┌─ PROVIDED ENTRIES

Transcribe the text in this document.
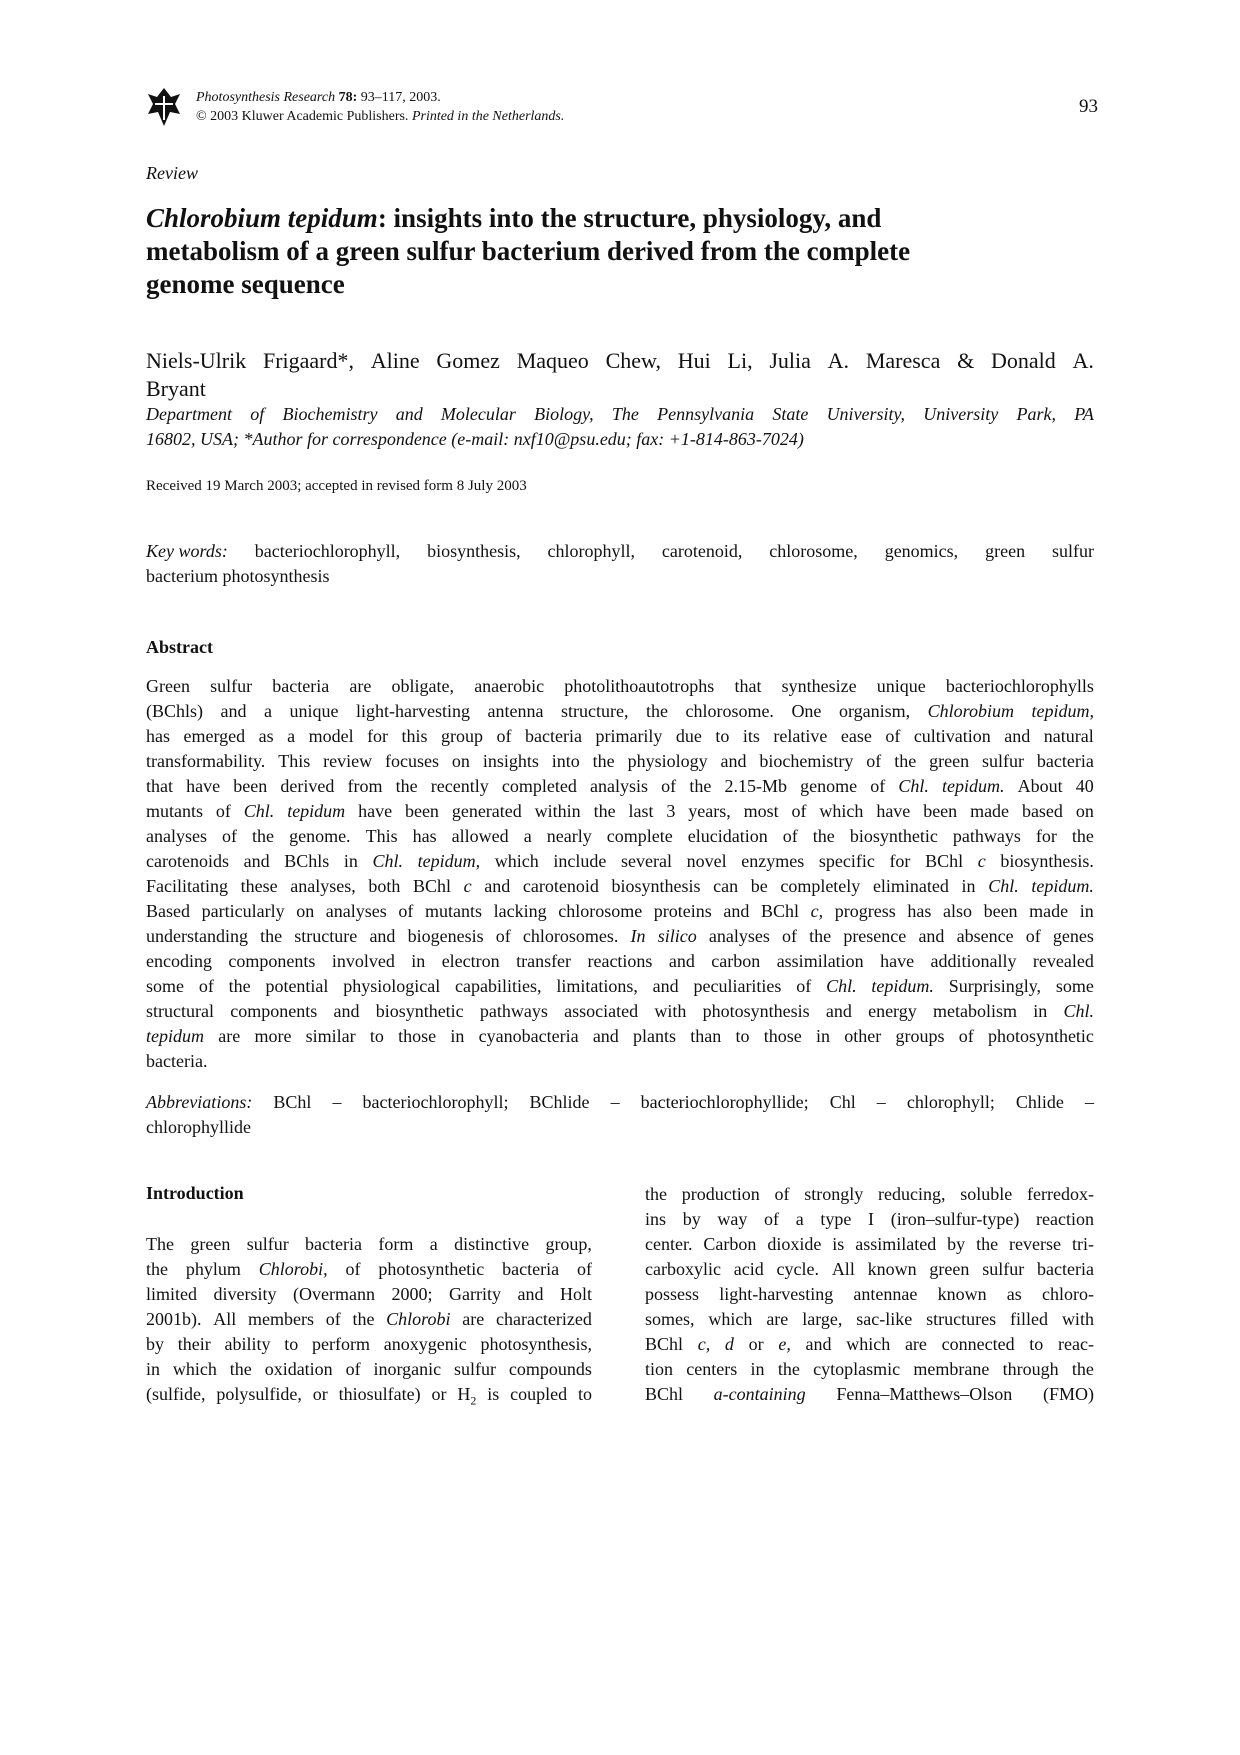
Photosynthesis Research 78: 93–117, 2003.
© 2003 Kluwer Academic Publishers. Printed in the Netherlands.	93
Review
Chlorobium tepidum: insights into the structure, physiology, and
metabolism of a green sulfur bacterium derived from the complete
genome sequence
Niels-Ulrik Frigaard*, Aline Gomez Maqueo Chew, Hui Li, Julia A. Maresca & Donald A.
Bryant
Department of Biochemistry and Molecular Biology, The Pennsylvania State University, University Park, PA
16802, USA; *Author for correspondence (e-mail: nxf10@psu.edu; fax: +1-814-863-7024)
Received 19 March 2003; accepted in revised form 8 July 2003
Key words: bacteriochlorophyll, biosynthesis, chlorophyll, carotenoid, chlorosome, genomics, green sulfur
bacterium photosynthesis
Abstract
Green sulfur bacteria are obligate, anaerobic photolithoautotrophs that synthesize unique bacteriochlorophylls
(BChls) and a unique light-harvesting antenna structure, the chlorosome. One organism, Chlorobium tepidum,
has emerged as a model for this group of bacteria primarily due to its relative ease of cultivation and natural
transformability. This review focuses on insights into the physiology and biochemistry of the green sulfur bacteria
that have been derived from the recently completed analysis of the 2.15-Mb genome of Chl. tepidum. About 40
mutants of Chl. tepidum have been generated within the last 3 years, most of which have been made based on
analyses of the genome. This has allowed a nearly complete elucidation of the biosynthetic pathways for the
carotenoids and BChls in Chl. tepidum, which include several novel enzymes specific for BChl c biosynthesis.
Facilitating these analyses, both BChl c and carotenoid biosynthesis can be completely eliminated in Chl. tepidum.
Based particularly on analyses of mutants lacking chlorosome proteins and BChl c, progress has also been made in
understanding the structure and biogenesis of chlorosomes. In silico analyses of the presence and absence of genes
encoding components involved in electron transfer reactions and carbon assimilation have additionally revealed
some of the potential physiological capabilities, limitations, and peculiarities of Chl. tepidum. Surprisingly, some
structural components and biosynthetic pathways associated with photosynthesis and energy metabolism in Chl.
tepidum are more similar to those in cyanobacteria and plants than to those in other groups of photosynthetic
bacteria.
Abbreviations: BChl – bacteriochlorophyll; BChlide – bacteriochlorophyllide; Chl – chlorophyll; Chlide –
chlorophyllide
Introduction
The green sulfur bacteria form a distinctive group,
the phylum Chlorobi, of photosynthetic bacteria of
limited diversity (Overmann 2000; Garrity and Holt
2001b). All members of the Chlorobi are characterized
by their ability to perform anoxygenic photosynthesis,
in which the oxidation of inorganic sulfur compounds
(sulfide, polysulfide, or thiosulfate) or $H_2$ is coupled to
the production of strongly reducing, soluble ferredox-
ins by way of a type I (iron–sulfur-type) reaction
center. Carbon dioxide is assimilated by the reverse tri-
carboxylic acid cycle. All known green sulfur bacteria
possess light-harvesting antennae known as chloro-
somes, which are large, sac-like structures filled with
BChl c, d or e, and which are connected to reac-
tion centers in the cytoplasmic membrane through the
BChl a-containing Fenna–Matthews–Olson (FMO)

└─
┌─ PROVIDED ENTRIES

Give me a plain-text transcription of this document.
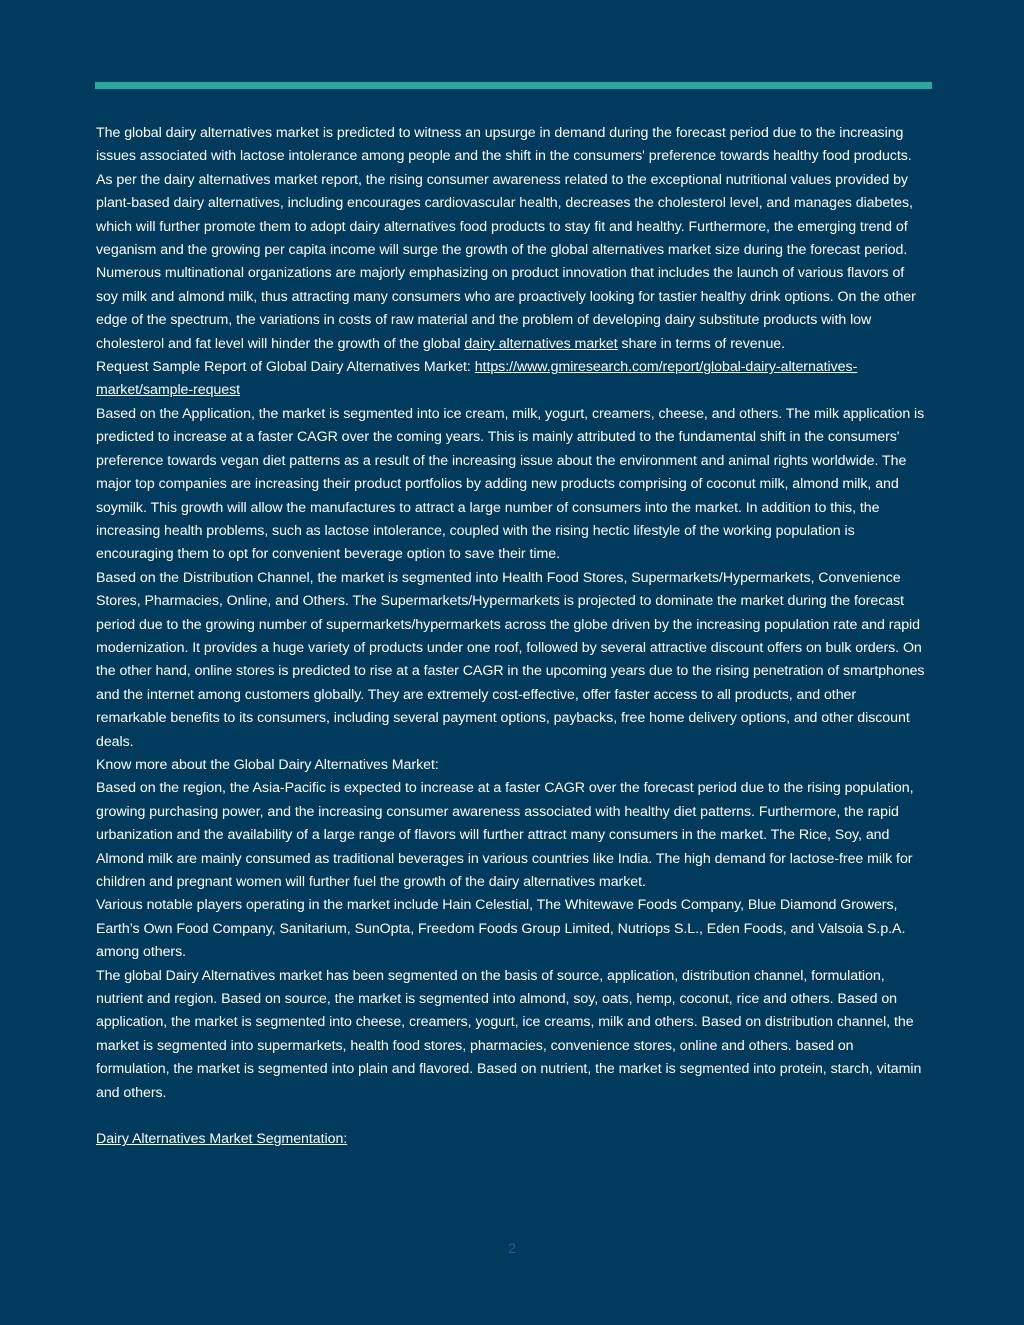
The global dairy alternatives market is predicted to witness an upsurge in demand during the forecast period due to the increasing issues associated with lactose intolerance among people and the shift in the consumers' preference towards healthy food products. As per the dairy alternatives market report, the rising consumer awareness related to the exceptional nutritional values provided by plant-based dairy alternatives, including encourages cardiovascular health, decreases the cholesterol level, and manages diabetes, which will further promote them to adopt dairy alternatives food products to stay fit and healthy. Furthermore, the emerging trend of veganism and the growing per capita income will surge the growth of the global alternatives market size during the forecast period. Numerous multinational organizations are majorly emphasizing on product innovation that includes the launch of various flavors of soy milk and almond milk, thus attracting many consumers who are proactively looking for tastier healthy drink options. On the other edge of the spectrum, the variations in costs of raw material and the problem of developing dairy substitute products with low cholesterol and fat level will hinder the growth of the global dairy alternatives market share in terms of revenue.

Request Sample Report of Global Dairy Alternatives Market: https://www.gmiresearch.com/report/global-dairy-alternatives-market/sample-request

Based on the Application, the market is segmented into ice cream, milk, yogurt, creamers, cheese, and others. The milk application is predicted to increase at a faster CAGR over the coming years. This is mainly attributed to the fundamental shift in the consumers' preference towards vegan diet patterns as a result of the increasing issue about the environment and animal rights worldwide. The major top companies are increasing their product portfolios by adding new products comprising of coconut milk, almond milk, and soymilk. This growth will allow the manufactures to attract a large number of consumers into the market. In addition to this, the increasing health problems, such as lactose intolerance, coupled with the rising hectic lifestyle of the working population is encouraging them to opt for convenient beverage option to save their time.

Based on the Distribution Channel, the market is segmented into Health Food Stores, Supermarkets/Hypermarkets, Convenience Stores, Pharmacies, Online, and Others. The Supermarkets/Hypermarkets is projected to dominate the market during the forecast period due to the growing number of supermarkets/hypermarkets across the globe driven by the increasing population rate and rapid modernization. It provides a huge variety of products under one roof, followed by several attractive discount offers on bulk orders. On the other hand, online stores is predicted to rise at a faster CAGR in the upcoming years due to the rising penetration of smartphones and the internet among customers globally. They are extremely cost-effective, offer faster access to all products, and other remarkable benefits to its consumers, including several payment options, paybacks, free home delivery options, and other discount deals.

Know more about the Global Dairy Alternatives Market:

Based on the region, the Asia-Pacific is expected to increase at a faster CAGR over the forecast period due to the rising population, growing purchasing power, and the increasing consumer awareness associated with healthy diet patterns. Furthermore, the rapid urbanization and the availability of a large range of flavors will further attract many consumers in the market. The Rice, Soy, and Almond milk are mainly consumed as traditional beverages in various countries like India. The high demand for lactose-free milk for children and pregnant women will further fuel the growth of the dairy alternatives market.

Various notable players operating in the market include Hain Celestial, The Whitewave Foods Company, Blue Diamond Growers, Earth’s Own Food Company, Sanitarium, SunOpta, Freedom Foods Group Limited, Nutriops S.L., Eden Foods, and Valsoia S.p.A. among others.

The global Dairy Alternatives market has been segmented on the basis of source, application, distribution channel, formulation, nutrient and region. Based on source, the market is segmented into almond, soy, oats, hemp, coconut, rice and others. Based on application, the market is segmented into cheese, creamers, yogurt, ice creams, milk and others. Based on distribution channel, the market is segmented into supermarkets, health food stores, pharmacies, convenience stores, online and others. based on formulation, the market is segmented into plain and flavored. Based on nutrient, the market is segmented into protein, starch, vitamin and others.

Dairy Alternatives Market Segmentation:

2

└─

§ **ABOUT THIS EXERCISE**
Search the data for the string "derived" and copy each line where it appears.

§ **ANSWER TO THIS EXERCISE**
metabolism of a green sulfur bacterium derived from the complete
that have been derived from the recently completed analysis of the 2.15-Mb genome of Chl. tepidum. About 40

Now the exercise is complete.